---- Data

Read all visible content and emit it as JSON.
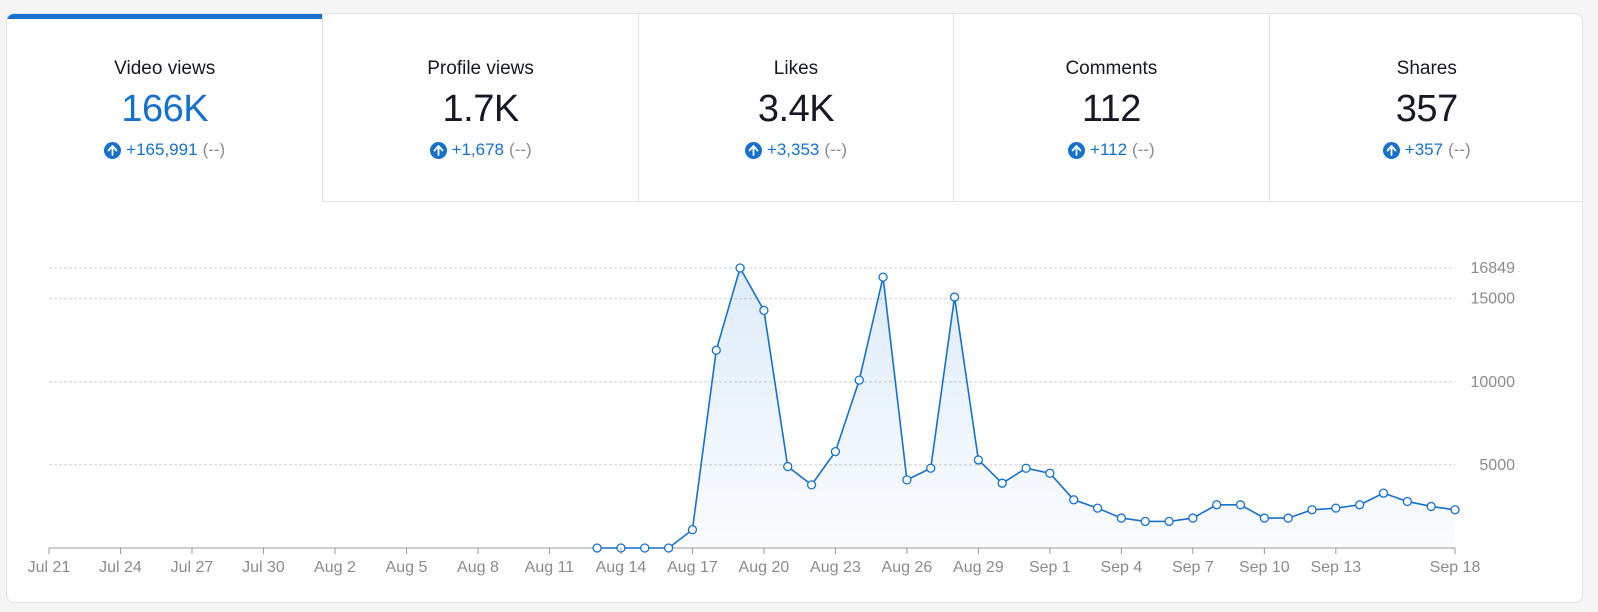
{
  "tabs": [
    {
      "label": "Video views",
      "value": "166K",
      "delta": "+165,991",
      "prev": "(--)",
      "active": true
    },
    {
      "label": "Profile views",
      "value": "1.7K",
      "delta": "+1,678",
      "prev": "(--)",
      "active": false
    },
    {
      "label": "Likes",
      "value": "3.4K",
      "delta": "+3,353",
      "prev": "(--)",
      "active": false
    },
    {
      "label": "Comments",
      "value": "112",
      "delta": "+112",
      "prev": "(--)",
      "active": false
    },
    {
      "label": "Shares",
      "value": "357",
      "delta": "+357",
      "prev": "(--)",
      "active": false
    }
  ],
  "colors": {
    "accent": "#1670cc",
    "text": "#161823",
    "muted": "#8a8b91",
    "grid": "#cfcfcf"
  },
  "chart_data": {
    "type": "area",
    "x_dates": [
      "Aug 13",
      "Aug 14",
      "Aug 15",
      "Aug 16",
      "Aug 17",
      "Aug 18",
      "Aug 19",
      "Aug 20",
      "Aug 21",
      "Aug 22",
      "Aug 23",
      "Aug 24",
      "Aug 25",
      "Aug 26",
      "Aug 27",
      "Aug 28",
      "Aug 29",
      "Aug 30",
      "Aug 31",
      "Sep 1",
      "Sep 2",
      "Sep 3",
      "Sep 4",
      "Sep 5",
      "Sep 6",
      "Sep 7",
      "Sep 8",
      "Sep 9",
      "Sep 10",
      "Sep 11",
      "Sep 12",
      "Sep 13",
      "Sep 14",
      "Sep 15",
      "Sep 16",
      "Sep 17",
      "Sep 18"
    ],
    "values": [
      0,
      0,
      0,
      0,
      1100,
      11900,
      16849,
      14300,
      4900,
      3800,
      5800,
      10100,
      16300,
      4100,
      4800,
      15100,
      5300,
      3900,
      4800,
      4500,
      2900,
      2400,
      1800,
      1600,
      1600,
      1800,
      2600,
      2600,
      1800,
      1800,
      2300,
      2400,
      2600,
      3300,
      2800,
      2500,
      2300
    ],
    "x_ticks": [
      "Jul 21",
      "Jul 24",
      "Jul 27",
      "Jul 30",
      "Aug 2",
      "Aug 5",
      "Aug 8",
      "Aug 11",
      "Aug 14",
      "Aug 17",
      "Aug 20",
      "Aug 23",
      "Aug 26",
      "Aug 29",
      "Sep 1",
      "Sep 4",
      "Sep 7",
      "Sep 10",
      "Sep 13",
      "Sep 18"
    ],
    "x_range": [
      "Jul 21",
      "Sep 18"
    ],
    "y_ticks": [
      5000,
      10000,
      15000,
      16849
    ],
    "ylim": [
      0,
      16849
    ],
    "grid": true,
    "legend": "none"
  }
}
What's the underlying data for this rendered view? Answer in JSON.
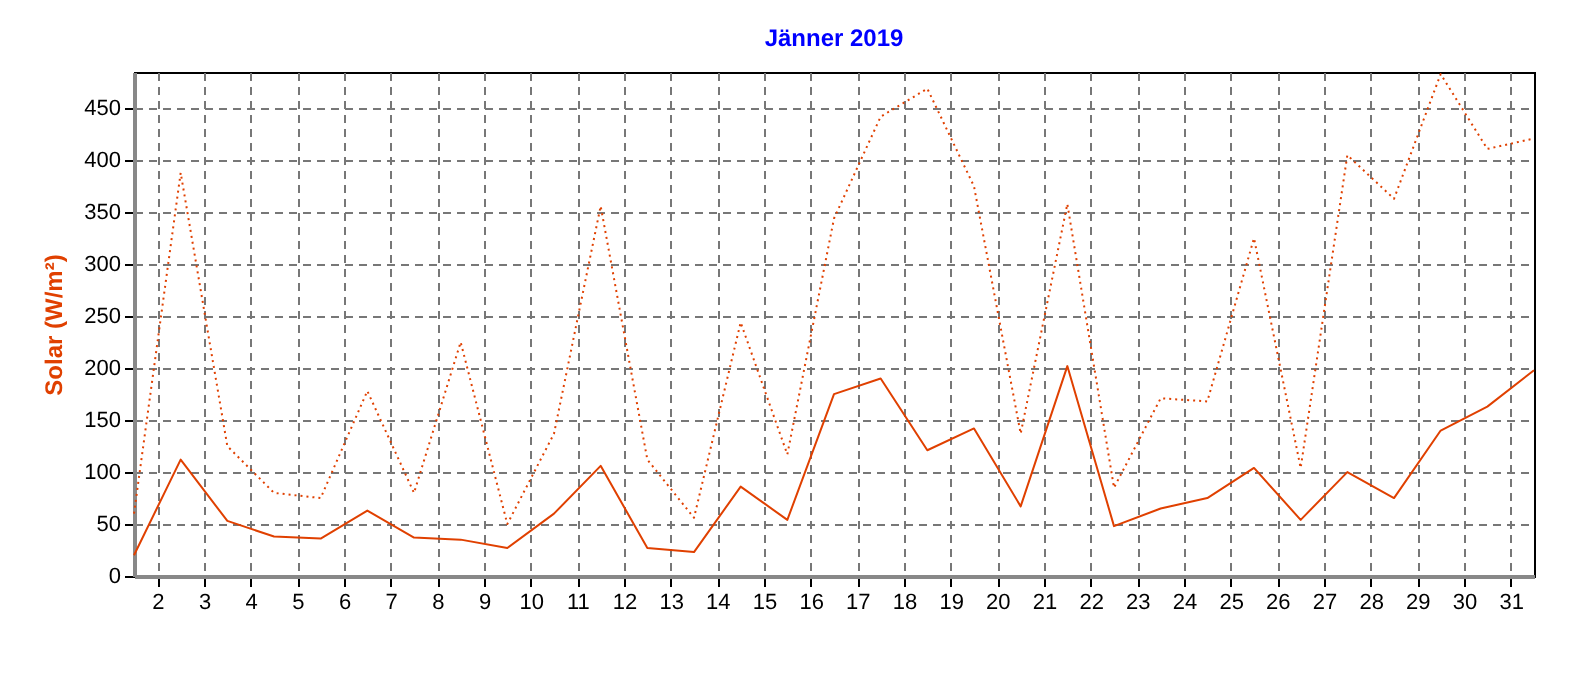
{
  "chart_data": {
    "type": "line",
    "title": "Jänner 2019",
    "ylabel": "Solar (W/m²)",
    "x": [
      1.5,
      2.5,
      3.5,
      4.5,
      5.5,
      6.5,
      7.5,
      8.5,
      9.5,
      10.5,
      11.5,
      12.5,
      13.5,
      14.5,
      15.5,
      16.5,
      17.5,
      18.5,
      19.5,
      20.5,
      21.5,
      22.5,
      23.5,
      24.5,
      25.5,
      26.5,
      27.5,
      28.5,
      29.5,
      30.5,
      31.5
    ],
    "series": [
      {
        "color": "#e04000",
        "line_style": "solid",
        "values": [
          20,
          112,
          53,
          38,
          36,
          63,
          37,
          35,
          27,
          60,
          106,
          27,
          23,
          86,
          54,
          175,
          190,
          121,
          142,
          67,
          202,
          48,
          65,
          75,
          104,
          54,
          100,
          75,
          140,
          163,
          198
        ]
      },
      {
        "color": "#e04000",
        "line_style": "dotted",
        "values": [
          60,
          388,
          125,
          80,
          75,
          178,
          80,
          225,
          50,
          137,
          356,
          112,
          56,
          244,
          117,
          344,
          442,
          469,
          375,
          137,
          358,
          85,
          171,
          168,
          325,
          104,
          405,
          363,
          483,
          411,
          421
        ]
      }
    ],
    "xlim": [
      1.5,
      31.5
    ],
    "xticks": [
      2,
      3,
      4,
      5,
      6,
      7,
      8,
      9,
      10,
      11,
      12,
      13,
      14,
      15,
      16,
      17,
      18,
      19,
      20,
      21,
      22,
      23,
      24,
      25,
      26,
      27,
      28,
      29,
      30,
      31
    ],
    "ylim": [
      0,
      485
    ],
    "yticks": [
      0,
      50,
      100,
      150,
      200,
      250,
      300,
      350,
      400,
      450
    ],
    "grid": true
  }
}
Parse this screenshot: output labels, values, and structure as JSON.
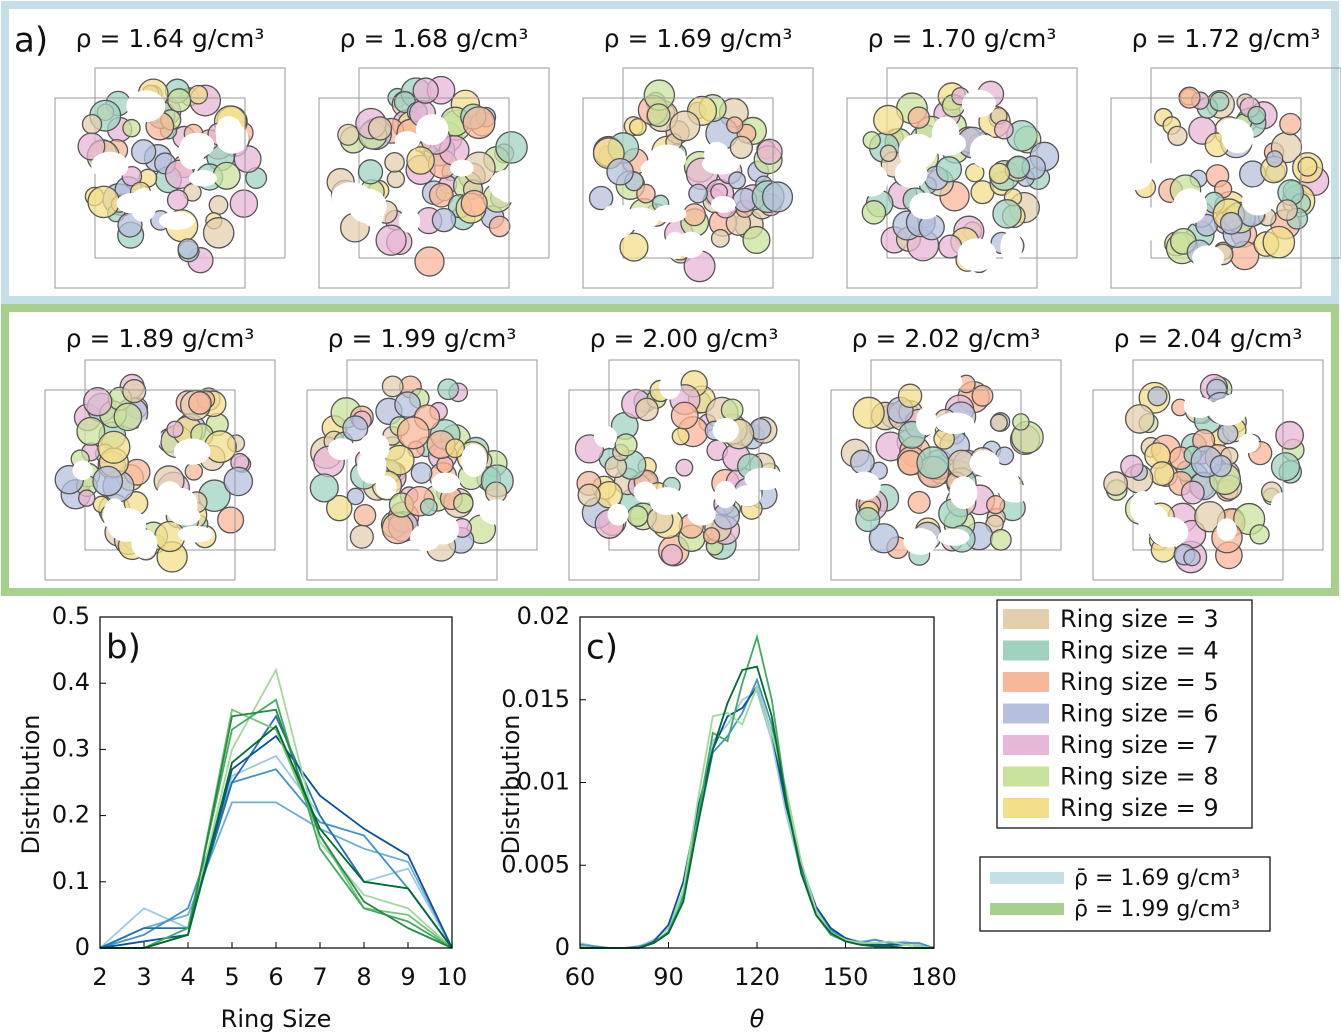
{
  "panel_a": {
    "label": "a)",
    "rows": [
      {
        "color": "#c5dfe6",
        "structures": [
          {
            "label": "ρ = 1.64 g/cm³"
          },
          {
            "label": "ρ = 1.68 g/cm³"
          },
          {
            "label": "ρ = 1.69 g/cm³"
          },
          {
            "label": "ρ = 1.70 g/cm³"
          },
          {
            "label": "ρ = 1.72 g/cm³"
          }
        ]
      },
      {
        "color": "#a8d08d",
        "structures": [
          {
            "label": "ρ = 1.89 g/cm³"
          },
          {
            "label": "ρ = 1.99 g/cm³"
          },
          {
            "label": "ρ = 2.00 g/cm³"
          },
          {
            "label": "ρ = 2.02 g/cm³"
          },
          {
            "label": "ρ = 2.04 g/cm³"
          }
        ]
      }
    ]
  },
  "chart_data": [
    {
      "type": "line",
      "panel_label": "b)",
      "xlabel": "Ring Size",
      "ylabel": "Distribution",
      "x": [
        2,
        3,
        4,
        5,
        6,
        7,
        8,
        9,
        10
      ],
      "xlim": [
        2,
        10
      ],
      "xticks": [
        2,
        3,
        4,
        5,
        6,
        7,
        8,
        9,
        10
      ],
      "ylim": [
        0,
        0.5
      ],
      "yticks": [
        0,
        0.1,
        0.2,
        0.3,
        0.4,
        0.5
      ],
      "series": [
        {
          "color": "#9ecae1",
          "values": [
            0,
            0.06,
            0.03,
            0.26,
            0.29,
            0.2,
            0.1,
            0.12,
            0
          ]
        },
        {
          "color": "#6baed6",
          "values": [
            0,
            0.03,
            0.05,
            0.22,
            0.22,
            0.18,
            0.15,
            0.13,
            0
          ]
        },
        {
          "color": "#4292c6",
          "values": [
            0,
            0.02,
            0.06,
            0.25,
            0.27,
            0.19,
            0.17,
            0.09,
            0
          ]
        },
        {
          "color": "#2171b5",
          "values": [
            0,
            0.03,
            0.03,
            0.25,
            0.35,
            0.2,
            0.1,
            0.09,
            0
          ]
        },
        {
          "color": "#08519c",
          "values": [
            0,
            0.01,
            0.02,
            0.27,
            0.32,
            0.23,
            0.18,
            0.14,
            0
          ]
        },
        {
          "color": "#a1d99b",
          "values": [
            0,
            0,
            0.02,
            0.3,
            0.42,
            0.16,
            0.08,
            0.06,
            0
          ]
        },
        {
          "color": "#74c476",
          "values": [
            0,
            0,
            0.02,
            0.36,
            0.33,
            0.17,
            0.06,
            0.05,
            0
          ]
        },
        {
          "color": "#41ab5d",
          "values": [
            0,
            0,
            0.03,
            0.33,
            0.375,
            0.15,
            0.06,
            0.04,
            0
          ]
        },
        {
          "color": "#238b45",
          "values": [
            0,
            0,
            0.02,
            0.35,
            0.36,
            0.17,
            0.07,
            0.03,
            0
          ]
        },
        {
          "color": "#006d2c",
          "values": [
            0,
            0,
            0.02,
            0.28,
            0.335,
            0.18,
            0.1,
            0.09,
            0
          ]
        }
      ]
    },
    {
      "type": "line",
      "panel_label": "c)",
      "xlabel": "θ",
      "ylabel": "Distribution",
      "x": [
        60,
        65,
        70,
        75,
        80,
        85,
        90,
        95,
        100,
        105,
        110,
        115,
        120,
        125,
        130,
        135,
        140,
        145,
        150,
        155,
        160,
        165,
        170,
        175,
        180
      ],
      "xlim": [
        60,
        180
      ],
      "xticks": [
        60,
        90,
        120,
        150,
        180
      ],
      "ylim": [
        0,
        0.02
      ],
      "yticks": [
        0,
        0.005,
        0.01,
        0.015,
        0.02
      ],
      "series": [
        {
          "color": "#9ecae1",
          "values": [
            0.0003,
            0.0001,
            0,
            0,
            0.0001,
            0.0005,
            0.0012,
            0.0035,
            0.008,
            0.0125,
            0.0135,
            0.015,
            0.0155,
            0.0125,
            0.008,
            0.0045,
            0.0022,
            0.001,
            0.0006,
            0.0004,
            0.0005,
            0.0003,
            0.0004,
            0.0002,
            0
          ]
        },
        {
          "color": "#4292c6",
          "values": [
            0.0002,
            0.0001,
            0,
            0,
            0.0001,
            0.0003,
            0.001,
            0.0032,
            0.0075,
            0.0118,
            0.0128,
            0.0142,
            0.0162,
            0.0135,
            0.0088,
            0.0048,
            0.0024,
            0.0011,
            0.0005,
            0.0003,
            0.0005,
            0.0003,
            0.0003,
            0.0003,
            0
          ]
        },
        {
          "color": "#08519c",
          "values": [
            0.0001,
            0,
            0,
            0,
            0,
            0.0004,
            0.0014,
            0.004,
            0.0085,
            0.012,
            0.014,
            0.0145,
            0.0158,
            0.013,
            0.0085,
            0.005,
            0.0025,
            0.0012,
            0.0006,
            0.0003,
            0.0002,
            0.0002,
            0.0002,
            0.0001,
            0
          ]
        },
        {
          "color": "#a1d99b",
          "values": [
            0.0001,
            0,
            0,
            0,
            0,
            0.0003,
            0.0009,
            0.0035,
            0.009,
            0.014,
            0.0142,
            0.0135,
            0.0158,
            0.013,
            0.0095,
            0.0052,
            0.0023,
            0.0009,
            0.0005,
            0.0003,
            0.0003,
            0.0004,
            0.0002,
            0.0001,
            0
          ]
        },
        {
          "color": "#41ab5d",
          "values": [
            0,
            0,
            0,
            0,
            0,
            0.0003,
            0.001,
            0.003,
            0.008,
            0.013,
            0.0125,
            0.016,
            0.0188,
            0.015,
            0.009,
            0.0045,
            0.002,
            0.0008,
            0.0004,
            0.0002,
            0.0001,
            0.0001,
            0,
            0,
            0
          ]
        },
        {
          "color": "#006d2c",
          "values": [
            0,
            0,
            0,
            0,
            0,
            0.0003,
            0.0009,
            0.0028,
            0.0075,
            0.012,
            0.0148,
            0.0168,
            0.017,
            0.014,
            0.0088,
            0.0045,
            0.002,
            0.0009,
            0.0004,
            0.0002,
            0.0001,
            0.0001,
            0,
            0,
            0
          ]
        }
      ]
    }
  ],
  "ring_legend": {
    "items": [
      {
        "label": "Ring size = 3",
        "color": "#e3cfae"
      },
      {
        "label": "Ring size = 4",
        "color": "#9fd3c0"
      },
      {
        "label": "Ring size = 5",
        "color": "#f9b79a"
      },
      {
        "label": "Ring size = 6",
        "color": "#b6c0de"
      },
      {
        "label": "Ring size = 7",
        "color": "#e8b6d6"
      },
      {
        "label": "Ring size = 8",
        "color": "#c9e29b"
      },
      {
        "label": "Ring size = 9",
        "color": "#f3de89"
      }
    ]
  },
  "density_legend": {
    "items": [
      {
        "label": "ρ̄ = 1.69 g/cm³",
        "color": "#c5dfe6"
      },
      {
        "label": "ρ̄ = 1.99 g/cm³",
        "color": "#a8d08d"
      }
    ]
  }
}
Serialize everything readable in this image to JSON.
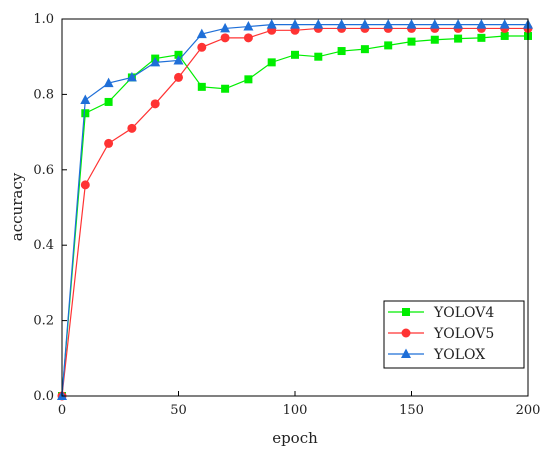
{
  "chart_data": {
    "type": "line",
    "title": "",
    "xlabel": "epoch",
    "ylabel": "accuracy",
    "xlim": [
      0,
      200
    ],
    "ylim": [
      0,
      1.0
    ],
    "xticks": [
      0,
      50,
      100,
      150,
      200
    ],
    "yticks": [
      0.0,
      0.2,
      0.4,
      0.6,
      0.8,
      1.0
    ],
    "xtick_labels": [
      "0",
      "50",
      "100",
      "150",
      "200"
    ],
    "ytick_labels": [
      "0.0",
      "0.2",
      "0.4",
      "0.6",
      "0.8",
      "1.0"
    ],
    "grid": false,
    "legend_position": "bottom-right",
    "x": [
      0,
      10,
      20,
      30,
      40,
      50,
      60,
      70,
      80,
      90,
      100,
      110,
      120,
      130,
      140,
      150,
      160,
      170,
      180,
      190,
      200
    ],
    "series": [
      {
        "name": "YOLOV4",
        "color": "#00ee00",
        "marker": "square",
        "values": [
          0.0,
          0.75,
          0.78,
          0.845,
          0.895,
          0.905,
          0.82,
          0.815,
          0.84,
          0.885,
          0.905,
          0.9,
          0.915,
          0.92,
          0.93,
          0.94,
          0.945,
          0.948,
          0.95,
          0.955,
          0.955
        ]
      },
      {
        "name": "YOLOV5",
        "color": "#ff3333",
        "marker": "circle",
        "values": [
          0.0,
          0.56,
          0.67,
          0.71,
          0.775,
          0.845,
          0.925,
          0.95,
          0.95,
          0.97,
          0.97,
          0.975,
          0.975,
          0.975,
          0.975,
          0.975,
          0.975,
          0.975,
          0.975,
          0.975,
          0.975
        ]
      },
      {
        "name": "YOLOX",
        "color": "#1f6fd8",
        "marker": "triangle",
        "values": [
          0.0,
          0.785,
          0.83,
          0.845,
          0.885,
          0.89,
          0.96,
          0.975,
          0.98,
          0.985,
          0.985,
          0.985,
          0.985,
          0.985,
          0.985,
          0.985,
          0.985,
          0.985,
          0.985,
          0.985,
          0.985
        ]
      }
    ]
  }
}
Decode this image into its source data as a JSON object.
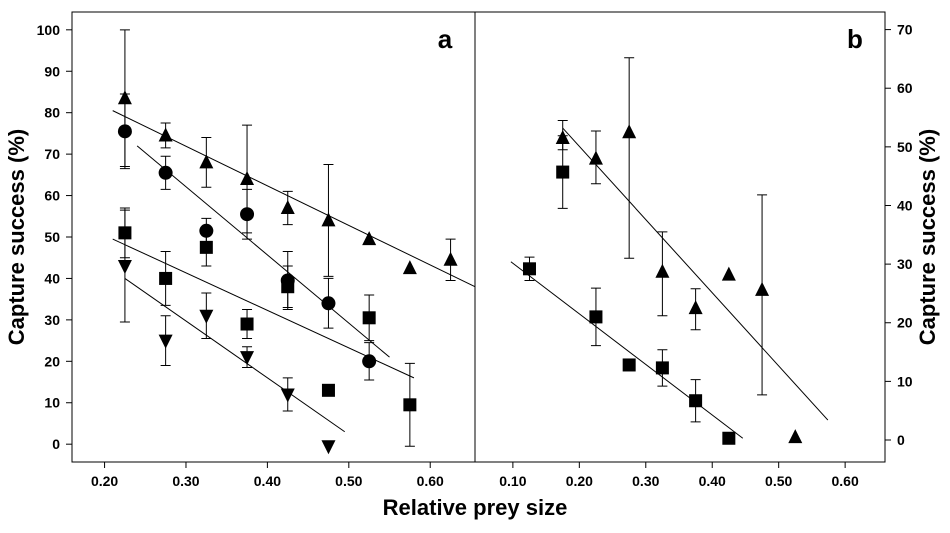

--------

— Given instruction —
Identify the lines that hold the word "this". Copy every one of them.

— Task output —
What's the underlying data for this rendered view? Answer in JSON.
Parse this screenshot: output labels, values, and structure as JSON.
Serialize everything readable in this image to JSON.
Decode this image into its source data as a JSON object.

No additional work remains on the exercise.